The input:
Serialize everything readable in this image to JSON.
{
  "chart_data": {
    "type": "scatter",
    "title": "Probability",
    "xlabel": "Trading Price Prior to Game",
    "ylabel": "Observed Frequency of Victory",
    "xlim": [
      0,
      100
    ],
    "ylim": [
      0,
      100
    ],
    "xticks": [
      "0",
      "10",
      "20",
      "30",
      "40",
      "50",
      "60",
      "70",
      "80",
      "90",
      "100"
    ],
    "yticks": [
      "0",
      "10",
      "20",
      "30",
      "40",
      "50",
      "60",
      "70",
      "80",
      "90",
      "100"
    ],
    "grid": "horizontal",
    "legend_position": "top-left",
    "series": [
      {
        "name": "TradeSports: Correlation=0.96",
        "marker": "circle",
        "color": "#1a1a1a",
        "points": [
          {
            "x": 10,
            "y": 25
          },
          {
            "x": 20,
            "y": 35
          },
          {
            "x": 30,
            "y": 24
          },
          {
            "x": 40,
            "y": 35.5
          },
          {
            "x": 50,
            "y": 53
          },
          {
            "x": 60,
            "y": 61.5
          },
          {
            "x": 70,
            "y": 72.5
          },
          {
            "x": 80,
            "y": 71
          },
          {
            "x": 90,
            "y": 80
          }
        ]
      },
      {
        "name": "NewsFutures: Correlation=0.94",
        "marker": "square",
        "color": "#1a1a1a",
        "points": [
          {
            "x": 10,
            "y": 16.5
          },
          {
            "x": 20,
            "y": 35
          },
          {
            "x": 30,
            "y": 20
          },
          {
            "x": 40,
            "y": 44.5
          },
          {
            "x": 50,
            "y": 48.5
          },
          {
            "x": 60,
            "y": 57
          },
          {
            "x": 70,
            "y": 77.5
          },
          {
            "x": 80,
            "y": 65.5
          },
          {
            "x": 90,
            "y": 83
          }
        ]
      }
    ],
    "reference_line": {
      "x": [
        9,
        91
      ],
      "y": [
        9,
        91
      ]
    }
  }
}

Required task:
Write an exact transcription of every entry above.

Solution for this exercise:
Serialize everything readable in this image to JSON.
{
  "chart_data": {
    "type": "scatter",
    "title": "Probability",
    "xlabel": "Trading Price Prior to Game",
    "ylabel": "Observed Frequency of Victory",
    "xlim": [
      0,
      100
    ],
    "ylim": [
      0,
      100
    ],
    "xticks": [
      "0",
      "10",
      "20",
      "30",
      "40",
      "50",
      "60",
      "70",
      "80",
      "90",
      "100"
    ],
    "yticks": [
      "0",
      "10",
      "20",
      "30",
      "40",
      "50",
      "60",
      "70",
      "80",
      "90",
      "100"
    ],
    "grid": "horizontal",
    "legend_position": "top-left",
    "series": [
      {
        "name": "TradeSports: Correlation=0.96",
        "marker": "circle",
        "color": "#1a1a1a",
        "points": [
          {
            "x": 10,
            "y": 25
          },
          {
            "x": 20,
            "y": 35
          },
          {
            "x": 30,
            "y": 24
          },
          {
            "x": 40,
            "y": 35.5
          },
          {
            "x": 50,
            "y": 53
          },
          {
            "x": 60,
            "y": 61.5
          },
          {
            "x": 70,
            "y": 72.5
          },
          {
            "x": 80,
            "y": 71
          },
          {
            "x": 90,
            "y": 80
          }
        ]
      },
      {
        "name": "NewsFutures: Correlation=0.94",
        "marker": "square",
        "color": "#1a1a1a",
        "points": [
          {
            "x": 10,
            "y": 16.5
          },
          {
            "x": 20,
            "y": 35
          },
          {
            "x": 30,
            "y": 20
          },
          {
            "x": 40,
            "y": 44.5
          },
          {
            "x": 50,
            "y": 48.5
          },
          {
            "x": 60,
            "y": 57
          },
          {
            "x": 70,
            "y": 77.5
          },
          {
            "x": 80,
            "y": 65.5
          },
          {
            "x": 90,
            "y": 83
          }
        ]
      }
    ],
    "reference_line": {
      "x": [
        9,
        91
      ],
      "y": [
        9,
        91
      ]
    }
  }
}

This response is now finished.